╭─ Dataset
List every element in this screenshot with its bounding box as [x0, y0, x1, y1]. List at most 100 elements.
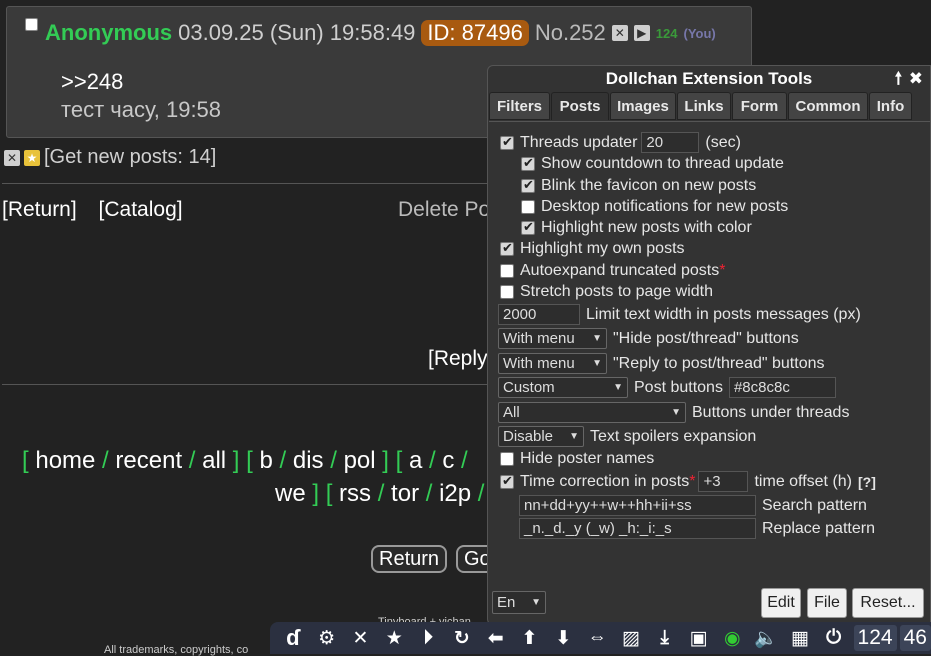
- post-date: 03.09.25 (Sun) 19:58:49: [178, 20, 416, 45]
- get-new-count: 14: [188, 146, 211, 168]
- setting-post-buttons: Custom ▼ Post buttons #8c8c8c: [498, 377, 836, 398]
- setting-highlight-new: Highlight new posts with color: [521, 219, 752, 237]
- file-button[interactable]: File: [807, 588, 847, 618]
- search-pattern-input[interactable]: nn+dd+yy++w++hh+ii+ss: [519, 495, 756, 516]
- return-button[interactable]: Return: [371, 545, 448, 573]
- board-we[interactable]: we: [275, 480, 306, 507]
- hide-post-icon[interactable]: ✕: [611, 25, 628, 41]
- setting-label: Autoexpand truncated posts*: [520, 262, 726, 279]
- eye-icon[interactable]: ◉: [715, 622, 749, 654]
- setting-unit: (sec): [705, 133, 741, 151]
- poster-id-badge[interactable]: ID: 87496: [421, 20, 529, 46]
- divider: [2, 183, 502, 184]
- board-i2p[interactable]: i2p: [439, 480, 471, 507]
- gear-icon[interactable]: ⚙: [310, 622, 344, 654]
- play-icon[interactable]: ⏵: [411, 622, 445, 654]
- star-icon[interactable]: ★: [24, 149, 40, 166]
- divider: [2, 384, 502, 385]
- tab-common[interactable]: Common: [788, 92, 868, 120]
- board-dis[interactable]: dis: [293, 447, 324, 474]
- threads-updater-checkbox[interactable]: [500, 134, 514, 150]
- save-icon[interactable]: ▣: [682, 622, 716, 654]
- tab-images[interactable]: Images: [610, 92, 676, 120]
- stretch-checkbox[interactable]: [500, 285, 514, 299]
- board-rss[interactable]: rss: [339, 480, 371, 507]
- post-message: тест часу, 19:58: [61, 97, 222, 122]
- download-icon[interactable]: ⤓: [648, 622, 682, 654]
- reply-buttons-select[interactable]: With menu ▼: [498, 353, 607, 374]
- post-buttons-color-input[interactable]: #8c8c8c: [728, 377, 836, 398]
- help-link[interactable]: [?]: [858, 474, 876, 490]
- autoexpand-checkbox[interactable]: [500, 264, 514, 278]
- show-countdown-checkbox[interactable]: [521, 155, 535, 171]
- setting-blink-favicon: Blink the favicon on new posts: [521, 177, 756, 195]
- setting-show-countdown: Show countdown to thread update: [521, 155, 784, 173]
- reply-post-icon[interactable]: ▶: [633, 25, 650, 41]
- desktop-notifications-checkbox[interactable]: [521, 200, 535, 214]
- mute-icon[interactable]: 🔈: [749, 622, 783, 654]
- setting-label: time offset (h): [754, 472, 852, 490]
- expand-icon[interactable]: ⇔: [580, 622, 614, 654]
- chevron-down-icon: ▼: [531, 597, 541, 608]
- reply-thread-link[interactable]: [Reply: [428, 347, 488, 371]
- update-interval-input[interactable]: 20: [641, 132, 700, 153]
- board-a[interactable]: a: [409, 447, 422, 474]
- board-all[interactable]: all: [202, 447, 226, 474]
- arrow-down-icon[interactable]: ⬇: [546, 622, 580, 654]
- return-link[interactable]: [Return]: [2, 198, 77, 221]
- post-count: 124: [655, 25, 678, 41]
- star-icon[interactable]: ★: [377, 622, 411, 654]
- refresh-icon[interactable]: ↻: [445, 622, 479, 654]
- get-new-posts-link[interactable]: [Get new posts: 14]: [44, 146, 216, 169]
- blink-favicon-checkbox[interactable]: [521, 177, 535, 193]
- board-c[interactable]: c: [442, 447, 454, 474]
- setting-highlight-own: Highlight my own posts: [500, 240, 685, 258]
- time-correction-checkbox[interactable]: [500, 473, 514, 489]
- tab-links[interactable]: Links: [677, 92, 731, 120]
- close-icon[interactable]: ✖: [909, 66, 923, 92]
- post-buttons-select[interactable]: Custom ▼: [498, 377, 628, 398]
- highlight-own-checkbox[interactable]: [500, 240, 514, 256]
- post-number-link[interactable]: No.252: [535, 20, 606, 46]
- under-threads-select[interactable]: All ▼: [498, 402, 686, 423]
- settings-tabs: Filters Posts Images Links Form Common I…: [489, 92, 913, 120]
- board-home[interactable]: home: [35, 447, 95, 474]
- chevron-down-icon: ▼: [592, 358, 602, 369]
- post-select-checkbox[interactable]: [25, 18, 38, 31]
- spoilers-select[interactable]: Disable ▼: [498, 426, 584, 447]
- edit-button[interactable]: Edit: [761, 588, 801, 618]
- pin-icon[interactable]: 🠕: [895, 66, 902, 92]
- setting-label: Limit text width in posts messages (px): [586, 305, 861, 323]
- tab-posts[interactable]: Posts: [551, 92, 609, 120]
- board-recent[interactable]: recent: [115, 447, 182, 474]
- panel-title: Dollchan Extension Tools: [605, 69, 813, 88]
- tab-info[interactable]: Info: [869, 92, 912, 120]
- catalog-link[interactable]: [Catalog]: [99, 198, 183, 221]
- grid-icon[interactable]: ▦: [783, 622, 817, 654]
- limit-width-input[interactable]: 2000: [498, 304, 580, 325]
- setting-stretch: Stretch posts to page width: [500, 283, 713, 301]
- board-pol[interactable]: pol: [344, 447, 376, 474]
- reply-link[interactable]: >>248: [61, 69, 123, 95]
- time-offset-input[interactable]: +3: [698, 471, 749, 492]
- setting-under-threads: All ▼ Buttons under threads: [498, 402, 849, 423]
- board-b[interactable]: b: [259, 447, 272, 474]
- highlight-new-checkbox[interactable]: [521, 219, 535, 235]
- hatch-icon[interactable]: ▨: [614, 622, 648, 654]
- hide-buttons-select[interactable]: With menu ▼: [498, 328, 607, 349]
- power-icon[interactable]: ⏻: [817, 622, 851, 654]
- arrow-up-icon[interactable]: ⬆: [513, 622, 547, 654]
- close-icon[interactable]: ✕: [4, 149, 20, 166]
- language-select[interactable]: En ▼: [492, 591, 546, 614]
- tab-form[interactable]: Form: [732, 92, 787, 120]
- arrow-left-icon[interactable]: ⬅: [479, 622, 513, 654]
- de-logo-icon[interactable]: ɗ: [276, 622, 310, 654]
- setting-label: "Hide post/thread" buttons: [613, 329, 799, 347]
- close-icon[interactable]: ✕: [344, 622, 378, 654]
- reset-button[interactable]: Reset...: [852, 588, 924, 618]
- replace-pattern-input[interactable]: _n._d._y (_w) _h:_i:_s: [519, 518, 756, 539]
- hide-names-checkbox[interactable]: [500, 452, 514, 466]
- tab-filters[interactable]: Filters: [489, 92, 550, 120]
- panel-title-bar: Dollchan Extension Tools 🠕 ✖: [488, 66, 930, 90]
- board-tor[interactable]: tor: [391, 480, 419, 507]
╰─
Stated exercise: Rewrite the lines of the material above as a JSON list of strings, one string per line and blank lines omitted, covering all of the material. Leave the pictures out of the answer.

Solution to this problem:
[
  "List every element in this screenshot with its bounding box as [x0, y0, x1, y1]. List at most 100 elements.",
  "- post-date: 03.09.25 (Sun) 19:58:49: [178, 20, 416, 45]",
  "- get-new-count: 14: [188, 146, 211, 168]",
  "- setting-post-buttons: Custom ▼ Post buttons #8c8c8c: [498, 377, 836, 398]",
  "- setting-highlight-new: Highlight new posts with color: [521, 219, 752, 237]",
  "- file-button[interactable]: File: [807, 588, 847, 618]",
  "- search-pattern-input[interactable]: nn+dd+yy++w++hh+ii+ss: [519, 495, 756, 516]",
  "- return-button[interactable]: Return: [371, 545, 448, 573]",
  "- board-we[interactable]: we: [275, 480, 306, 507]",
  "- hide-post-icon[interactable]: ✕: [611, 25, 628, 41]",
  "- setting-label: Autoexpand truncated posts*: [520, 262, 726, 279]",
  "- eye-icon[interactable]: ◉: [715, 622, 749, 654]",
  "- setting-unit: (sec): [705, 133, 741, 151]",
  "- poster-id-badge[interactable]: ID: 87496: [421, 20, 529, 46]",
  "- divider: [2, 183, 502, 184]",
  "- board-i2p[interactable]: i2p: [439, 480, 471, 507]",
  "- gear-icon[interactable]: ⚙: [310, 622, 344, 654]",
  "- play-icon[interactable]: ⏵: [411, 622, 445, 654]",
  "- star-icon[interactable]: ★: [24, 149, 40, 166]",
  "- divider: [2, 384, 502, 385]",
  "- tab-common[interactable]: Common: [788, 92, 868, 120]",
  "- board-dis[interactable]: dis: [293, 447, 324, 474]",
  "- threads-updater-checkbox[interactable]: [500, 134, 514, 150]",
  "- save-icon[interactable]: ▣: [682, 622, 716, 654]",
  "- tab-images[interactable]: Images: [610, 92, 676, 120]",
  "- stretch-checkbox[interactable]: [500, 285, 514, 299]",
  "- board-rss[interactable]: rss: [339, 480, 371, 507]",
  "- post-message: тест часу, 19:58: [61, 97, 222, 122]",
  "- download-icon[interactable]: ⤓: [648, 622, 682, 654]",
  "- reply-buttons-select[interactable]: With menu ▼: [498, 353, 607, 374]",
  "- post-buttons-color-input[interactable]: #8c8c8c: [728, 377, 836, 398]",
  "- help-link[interactable]: [?]: [858, 474, 876, 490]",
  "- autoexpand-checkbox[interactable]: [500, 264, 514, 278]",
  "- show-countdown-checkbox[interactable]: [521, 155, 535, 171]",
  "- setting-blink-favicon: Blink the favicon on new posts: [521, 177, 756, 195]",
  "- setting-show-countdown: Show countdown to thread update: [521, 155, 784, 173]",
  "- reply-post-icon[interactable]: ▶: [633, 25, 650, 41]",
  "- desktop-notifications-checkbox[interactable]: [521, 200, 535, 214]",
  "- mute-icon[interactable]: 🔈: [749, 622, 783, 654]",
  "- setting-label: time offset (h): [754, 472, 852, 490]",
  "- expand-icon[interactable]: ⇔: [580, 622, 614, 654]",
  "- chevron-down-icon: ▼: [531, 597, 541, 608]",
  "- reply-thread-link[interactable]: [Reply: [428, 347, 488, 371]",
  "- update-interval-input[interactable]: 20: [641, 132, 700, 153]",
  "- board-a[interactable]: a: [409, 447, 422, 474]",
  "- board-all[interactable]: all: [202, 447, 226, 474]",
  "- arrow-down-icon[interactable]: ⬇: [546, 622, 580, 654]",
  "- return-link[interactable]: [Return]: [2, 198, 77, 221]",
  "- post-count: 124: [655, 25, 678, 41]",
  "- star-icon[interactable]: ★: [377, 622, 411, 654]",
  "- refresh-icon[interactable]: ↻: [445, 622, 479, 654]",
  "- get-new-posts-link[interactable]: [Get new posts: 14]: [44, 146, 216, 169]",
  "- blink-favicon-checkbox[interactable]: [521, 177, 535, 193]",
  "- board-c[interactable]: c: [442, 447, 454, 474]",
  "- setting-highlight-own: Highlight my own posts: [500, 240, 685, 258]",
  "- time-correction-checkbox[interactable]: [500, 473, 514, 489]",
  "- tab-links[interactable]: Links: [677, 92, 731, 120]",
  "- close-icon[interactable]: ✖: [909, 66, 923, 92]",
  "- post-buttons-select[interactable]: Custom ▼: [498, 377, 628, 398]",
  "- highlight-own-checkbox[interactable]: [500, 240, 514, 256]",
  "- post-number-link[interactable]: No.252: [535, 20, 606, 46]",
  "- under-threads-select[interactable]: All ▼: [498, 402, 686, 423]",
  "- settings-tabs: Filters Posts Images Links Form Common I…: [489, 92, 913, 120]",
  "- board-home[interactable]: home: [35, 447, 95, 474]",
  "- chevron-down-icon: ▼: [592, 358, 602, 369]",
  "- post-select-checkbox[interactable]: [25, 18, 38, 31]",
  "- spoilers-select[interactable]: Disable ▼: [498, 426, 584, 447]",
  "- edit-button[interactable]: Edit: [761, 588, 801, 618]",
  "- pin-icon[interactable]: 🠕: [895, 66, 902, 92]",
  "- setting-label: Limit text width in posts messages (px): [586, 305, 861, 323]",
  "- tab-posts[interactable]: Posts: [551, 92, 609, 120]",
  "- board-recent[interactable]: recent: [115, 447, 182, 474]",
  "- panel-title: Dollchan Extension Tools: [605, 69, 813, 88]",
  "- tab-info[interactable]: Info: [869, 92, 912, 120]",
  "- catalog-link[interactable]: [Catalog]: [99, 198, 183, 221]",
  "- grid-icon[interactable]: ▦: [783, 622, 817, 654]",
  "- limit-width-input[interactable]: 2000: [498, 304, 580, 325]",
  "- setting-stretch: Stretch posts to page width: [500, 283, 713, 301]",
  "- board-pol[interactable]: pol: [344, 447, 376, 474]",
  "- reply-link[interactable]: >>248: [61, 69, 123, 95]",
  "- time-offset-input[interactable]: +3: [698, 471, 749, 492]",
  "- setting-under-threads: All ▼ Buttons under threads: [498, 402, 849, 423]",
  "- board-b[interactable]: b: [259, 447, 272, 474]",
  "- highlight-new-checkbox[interactable]: [521, 219, 535, 235]",
  "- hatch-icon[interactable]: ▨: [614, 622, 648, 654]",
  "- hide-buttons-select[interactable]: With menu ▼: [498, 328, 607, 349]",
  "- power-icon[interactable]: ⏻: [817, 622, 851, 654]",
  "- arrow-up-icon[interactable]: ⬆: [513, 622, 547, 654]",
  "- close-icon[interactable]: ✕: [4, 149, 20, 166]",
  "- language-select[interactable]: En ▼: [492, 591, 546, 614]",
  "- tab-form[interactable]: Form: [732, 92, 787, 120]",
  "- arrow-left-icon[interactable]: ⬅: [479, 622, 513, 654]",
  "- de-logo-icon[interactable]: ɗ: [276, 622, 310, 654]",
  "- setting-label: \"Hide post/thread\" buttons: [613, 329, 799, 347]",
  "- close-icon[interactable]: ✕: [344, 622, 378, 654]",
  "- reset-button[interactable]: Reset...: [852, 588, 924, 618]",
  "- replace-pattern-input[interactable]: _n._d._y (_w) _h:_i:_s: [519, 518, 756, 539]",
  "- hide-names-checkbox[interactable]: [500, 452, 514, 466]",
  "- tab-filters[interactable]: Filters: [489, 92, 550, 120]",
  "- panel-title-bar: Dollchan Extension Tools 🠕 ✖: [488, 66, 930, 90]",
  "- board-tor[interactable]: tor: [391, 480, 419, 507]"
]